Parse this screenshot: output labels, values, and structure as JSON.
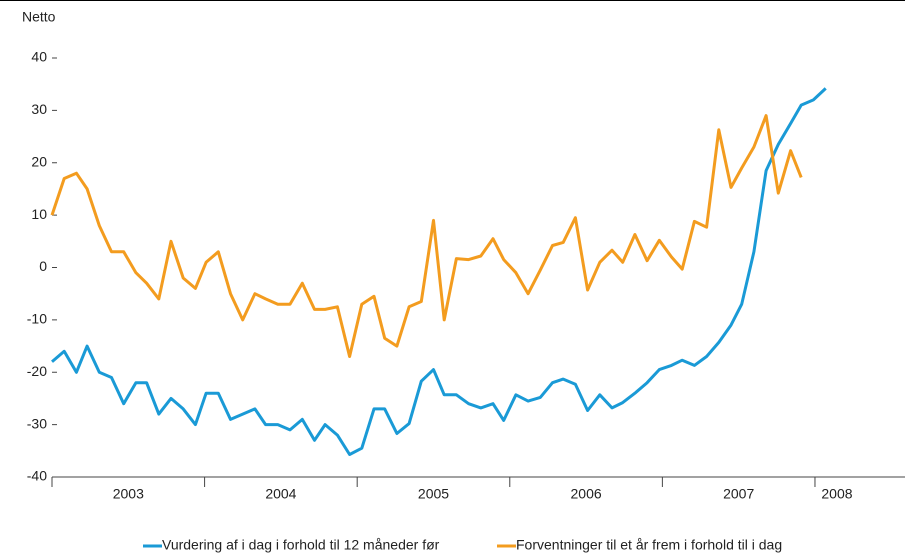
{
  "chart_data": {
    "type": "line",
    "ylabel": "Netto",
    "x": [
      2003.0,
      2003.08,
      2003.16,
      2003.23,
      2003.31,
      2003.39,
      2003.47,
      2003.55,
      2003.62,
      2003.7,
      2003.78,
      2003.86,
      2003.94,
      2004.01,
      2004.09,
      2004.17,
      2004.25,
      2004.33,
      2004.4,
      2004.48,
      2004.56,
      2004.64,
      2004.72,
      2004.79,
      2004.87,
      2004.95,
      2005.03,
      2005.11,
      2005.18,
      2005.26,
      2005.34,
      2005.42,
      2005.5,
      2005.57,
      2005.65,
      2005.73,
      2005.81,
      2005.89,
      2005.96,
      2006.04,
      2006.12,
      2006.2,
      2006.28,
      2006.35,
      2006.43,
      2006.51,
      2006.59,
      2006.67,
      2006.74,
      2006.82,
      2006.9,
      2006.98,
      2007.06,
      2007.13,
      2007.21,
      2007.29,
      2007.37,
      2007.45,
      2007.52,
      2007.6,
      2007.68,
      2007.76,
      2007.84,
      2007.91,
      2007.99,
      2008.07
    ],
    "series": [
      {
        "name": "Vurdering af i dag i forhold til 12 måneder før",
        "color": "#1a9ad6",
        "values": [
          -18,
          -16,
          -20,
          -15,
          -20,
          -21,
          -26,
          -22,
          -22,
          -28,
          -25,
          -27,
          -30,
          -24,
          -24,
          -29,
          -28,
          -27,
          -30,
          -30,
          -31,
          -29,
          -33,
          -30,
          -32,
          -35.7,
          -34.5,
          -27,
          -27,
          -31.7,
          -29.8,
          -21.7,
          -19.5,
          -24.3,
          -24.3,
          -26,
          -26.8,
          -26,
          -29.2,
          -24.3,
          -25.5,
          -24.8,
          -22,
          -21.3,
          -22.3,
          -27.3,
          -24.3,
          -26.8,
          -25.8,
          -24,
          -22,
          -19.5,
          -18.7,
          -17.7,
          -18.7,
          -17,
          -14.3,
          -11,
          -7,
          3,
          18.5,
          23.5,
          27.5,
          31,
          32,
          34.2
        ]
      },
      {
        "name": "Forventninger til et år frem i forhold til i dag",
        "color": "#f39c1f",
        "values": [
          10,
          17,
          18,
          15,
          8,
          3,
          3,
          -1,
          -3,
          -6,
          5,
          -2,
          -4,
          1,
          3,
          -5,
          -10,
          -5,
          -6,
          -7,
          -7,
          -3,
          -8,
          -8,
          -7.5,
          -17,
          -7,
          -5.5,
          -13.5,
          -15,
          -7.5,
          -6.5,
          9,
          -10,
          1.7,
          1.5,
          2.2,
          5.5,
          1.5,
          -1,
          -5,
          -0.5,
          4.2,
          4.8,
          9.5,
          -4.3,
          1,
          3.3,
          1,
          6.3,
          1.3,
          5.2,
          2,
          -0.3,
          8.8,
          7.7,
          26.3,
          15.3,
          19,
          23,
          29,
          14.2,
          22.3,
          17.2,
          null,
          null
        ]
      }
    ],
    "xlim": [
      2003,
      2008.59
    ],
    "xticks": [
      2003,
      2004,
      2005,
      2006,
      2007,
      2008
    ],
    "ylim": [
      -40,
      40
    ],
    "yticks": [
      -40,
      -30,
      -20,
      -10,
      0,
      10,
      20,
      30,
      40
    ],
    "legend": "bottom"
  }
}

^^^^

» EXERCISE DETAILS: Take every line from the data above that holds "name" and copy it out.

» THE OUTPUT:
        "name": "Vurdering af i dag i forhold til 12 måneder før",
        "name": "Forventninger til et år frem i forhold til i dag",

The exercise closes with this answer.